• **INFORMATION GIVEN**
-.-.-

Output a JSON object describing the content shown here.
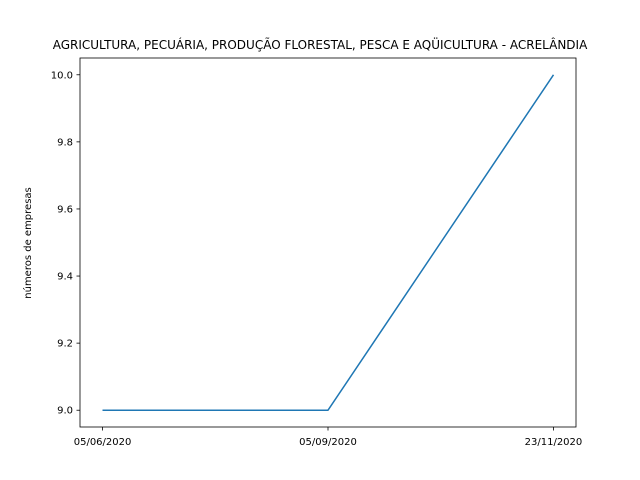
{
  "chart_data": {
    "type": "line",
    "title": "AGRICULTURA, PECUÁRIA, PRODUÇÃO FLORESTAL, PESCA E AQÜICULTURA - ACRELÂNDIA",
    "xlabel": "",
    "ylabel": "números de empresas",
    "categories": [
      "05/06/2020",
      "05/09/2020",
      "23/11/2020"
    ],
    "series": [
      {
        "values": [
          9.0,
          9.0,
          10.0
        ],
        "color": "#1f77b4"
      }
    ],
    "ylim": [
      8.95,
      10.05
    ],
    "yticks": [
      "9.0",
      "9.2",
      "9.4",
      "9.6",
      "9.8",
      "10.0"
    ],
    "grid": false,
    "legend": "none"
  }
}
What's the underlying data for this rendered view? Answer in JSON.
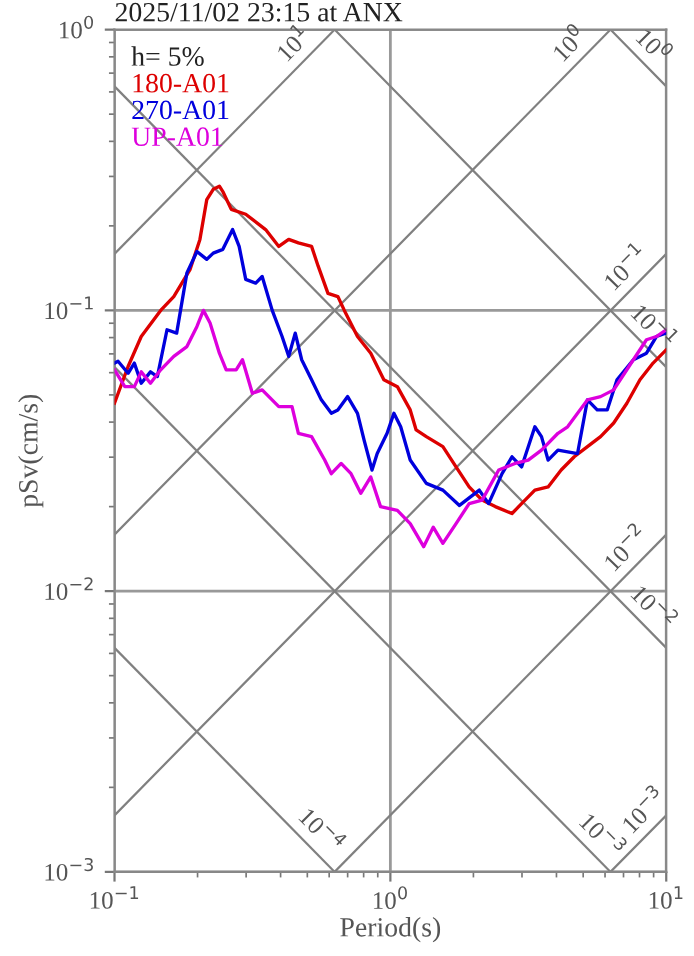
{
  "chart_data": {
    "type": "line",
    "title": "2025/11/02 23:15 at ANX",
    "xlabel": "Period(s)",
    "ylabel": "pSv(cm/s)",
    "legend_title": "h= 5%",
    "legend": "top left",
    "log": "xy",
    "grid": true,
    "xlim": [
      0.1,
      10
    ],
    "ylim": [
      0.001,
      1
    ],
    "xticks": [
      {
        "value": 0.1,
        "label": "10$^{−1}$"
      },
      {
        "value": 1,
        "label": "10$^{0}$"
      },
      {
        "value": 10,
        "label": "10$^{1}$"
      }
    ],
    "yticks": [
      {
        "value": 0.001,
        "label": "10$^{−3}$"
      },
      {
        "value": 0.01,
        "label": "10$^{−2}$"
      },
      {
        "value": 0.1,
        "label": "10$^{−1}$"
      },
      {
        "value": 1,
        "label": "10$^{0}$"
      }
    ],
    "series": [
      {
        "name": "180-A01",
        "color": "#dd0000",
        "x": [
          0.1,
          0.112,
          0.125,
          0.147,
          0.164,
          0.188,
          0.204,
          0.216,
          0.228,
          0.24,
          0.247,
          0.265,
          0.299,
          0.353,
          0.394,
          0.428,
          0.464,
          0.518,
          0.547,
          0.594,
          0.645,
          0.681,
          0.76,
          0.849,
          0.947,
          1.06,
          1.18,
          1.24,
          1.35,
          1.55,
          1.73,
          1.93,
          2.15,
          2.4,
          2.76,
          2.99,
          3.34,
          3.73,
          4.16,
          4.64,
          5.18,
          5.78,
          6.45,
          7.2,
          8.03,
          8.96,
          10
        ],
        "values": [
          0.0467,
          0.0631,
          0.0807,
          0.1,
          0.112,
          0.14,
          0.179,
          0.248,
          0.27,
          0.277,
          0.265,
          0.229,
          0.22,
          0.194,
          0.169,
          0.179,
          0.174,
          0.169,
          0.144,
          0.115,
          0.112,
          0.1,
          0.0807,
          0.0704,
          0.0566,
          0.0535,
          0.0442,
          0.0375,
          0.0355,
          0.0327,
          0.0277,
          0.0235,
          0.0211,
          0.02,
          0.0189,
          0.0205,
          0.0229,
          0.0235,
          0.027,
          0.0301,
          0.0327,
          0.0355,
          0.0397,
          0.0467,
          0.0566,
          0.0649,
          0.0724
        ]
      },
      {
        "name": "270-A01",
        "color": "#0000dd",
        "x": [
          0.1,
          0.103,
          0.112,
          0.118,
          0.125,
          0.135,
          0.143,
          0.155,
          0.168,
          0.183,
          0.199,
          0.216,
          0.228,
          0.247,
          0.268,
          0.283,
          0.299,
          0.325,
          0.343,
          0.373,
          0.405,
          0.428,
          0.452,
          0.477,
          0.518,
          0.562,
          0.611,
          0.645,
          0.7,
          0.76,
          0.803,
          0.858,
          0.896,
          0.973,
          1.03,
          1.09,
          1.18,
          1.35,
          1.55,
          1.78,
          2.1,
          2.27,
          2.54,
          2.76,
          2.99,
          3.34,
          3.53,
          3.73,
          4.05,
          4.77,
          5.18,
          5.62,
          6.11,
          6.63,
          7.6,
          8.48,
          9.21,
          10
        ],
        "values": [
          0.0649,
          0.0659,
          0.0597,
          0.0649,
          0.055,
          0.0604,
          0.0581,
          0.0853,
          0.083,
          0.136,
          0.162,
          0.152,
          0.16,
          0.165,
          0.194,
          0.169,
          0.129,
          0.125,
          0.132,
          0.1,
          0.0807,
          0.0686,
          0.083,
          0.0667,
          0.0566,
          0.048,
          0.043,
          0.0442,
          0.0493,
          0.043,
          0.0345,
          0.027,
          0.0309,
          0.0365,
          0.043,
          0.0385,
          0.0293,
          0.0242,
          0.0229,
          0.0202,
          0.0229,
          0.0205,
          0.0262,
          0.0301,
          0.0277,
          0.0385,
          0.0355,
          0.0293,
          0.0318,
          0.0309,
          0.048,
          0.0442,
          0.0442,
          0.0566,
          0.0667,
          0.0704,
          0.0807,
          0.083
        ]
      },
      {
        "name": "UP-A01",
        "color": "#dd00dd",
        "x": [
          0.1,
          0.109,
          0.118,
          0.125,
          0.135,
          0.147,
          0.164,
          0.183,
          0.199,
          0.21,
          0.222,
          0.24,
          0.254,
          0.276,
          0.291,
          0.316,
          0.343,
          0.394,
          0.44,
          0.464,
          0.518,
          0.578,
          0.611,
          0.663,
          0.72,
          0.781,
          0.849,
          0.921,
          1.06,
          1.18,
          1.32,
          1.43,
          1.55,
          1.73,
          1.93,
          2.15,
          2.47,
          2.83,
          3.16,
          3.53,
          4.05,
          4.39,
          5.18,
          5.78,
          6.45,
          7.6,
          8.48,
          9.21,
          10
        ],
        "values": [
          0.0614,
          0.0535,
          0.0535,
          0.0604,
          0.055,
          0.0614,
          0.0686,
          0.0743,
          0.0877,
          0.1,
          0.0901,
          0.0704,
          0.0614,
          0.0614,
          0.0667,
          0.0507,
          0.0521,
          0.0454,
          0.0454,
          0.0365,
          0.0355,
          0.0293,
          0.0262,
          0.0285,
          0.0262,
          0.0223,
          0.0255,
          0.02,
          0.0194,
          0.0174,
          0.0144,
          0.0169,
          0.0148,
          0.0174,
          0.0205,
          0.0211,
          0.027,
          0.0285,
          0.0293,
          0.0318,
          0.0365,
          0.0385,
          0.048,
          0.0493,
          0.0521,
          0.0667,
          0.0786,
          0.0807,
          0.0853
        ]
      },
      {
        "color": "#808080",
        "x": [
          0.1,
          0.628
        ],
        "values": [
          0.159,
          1
        ]
      },
      {
        "color": "#808080",
        "x": [
          0.1,
          6.28
        ],
        "values": [
          0.0159,
          1
        ]
      },
      {
        "color": "#808080",
        "x": [
          0.1,
          10
        ],
        "values": [
          0.00159,
          0.159
        ]
      },
      {
        "color": "#808080",
        "x": [
          0.628,
          10
        ],
        "values": [
          0.001,
          0.0159
        ]
      },
      {
        "color": "#808080",
        "x": [
          6.28,
          10
        ],
        "values": [
          0.001,
          0.00159
        ]
      },
      {
        "color": "#808080",
        "x": [
          6.28,
          10
        ],
        "values": [
          1,
          0.628
        ]
      },
      {
        "color": "#808080",
        "x": [
          0.628,
          10
        ],
        "values": [
          1,
          0.0628
        ]
      },
      {
        "color": "#808080",
        "x": [
          0.1,
          10
        ],
        "values": [
          0.628,
          0.00628
        ]
      },
      {
        "color": "#808080",
        "x": [
          0.1,
          6.28
        ],
        "values": [
          0.0628,
          0.001
        ]
      },
      {
        "color": "#808080",
        "x": [
          0.1,
          0.628
        ],
        "values": [
          0.00628,
          0.001
        ]
      }
    ],
    "annotations": [
      {
        "text": "10$^{1}$",
        "x": 0.5,
        "y": 0.796
      },
      {
        "text": "10$^{0}$",
        "x": 5,
        "y": 0.796
      },
      {
        "text": "10$^{−1}$",
        "x": 8,
        "y": 0.127
      },
      {
        "text": "10$^{−2}$",
        "x": 8,
        "y": 0.0127
      },
      {
        "text": "10$^{−3}$",
        "x": 9.3,
        "y": 0.00148
      },
      {
        "text": "10$^{0}$",
        "x": 8,
        "y": 0.785
      },
      {
        "text": "10$^{−1}$",
        "x": 8,
        "y": 0.0785
      },
      {
        "text": "10$^{−2}$",
        "x": 8,
        "y": 0.00785
      },
      {
        "text": "10$^{−3}$",
        "x": 5.2,
        "y": 0.00121
      },
      {
        "text": "10$^{−4}$",
        "x": 0.5,
        "y": 0.00126
      }
    ]
  }
}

-.-.-

• **INSTRUCTIONS TO FOLLOW**
In the records above, find each line that holds the word "ylabel"; copy all such lines.

• **ANSWER TO THE TASK**
    "ylabel": "números de empresas",
    "ylabel": "pSv(cm/s)",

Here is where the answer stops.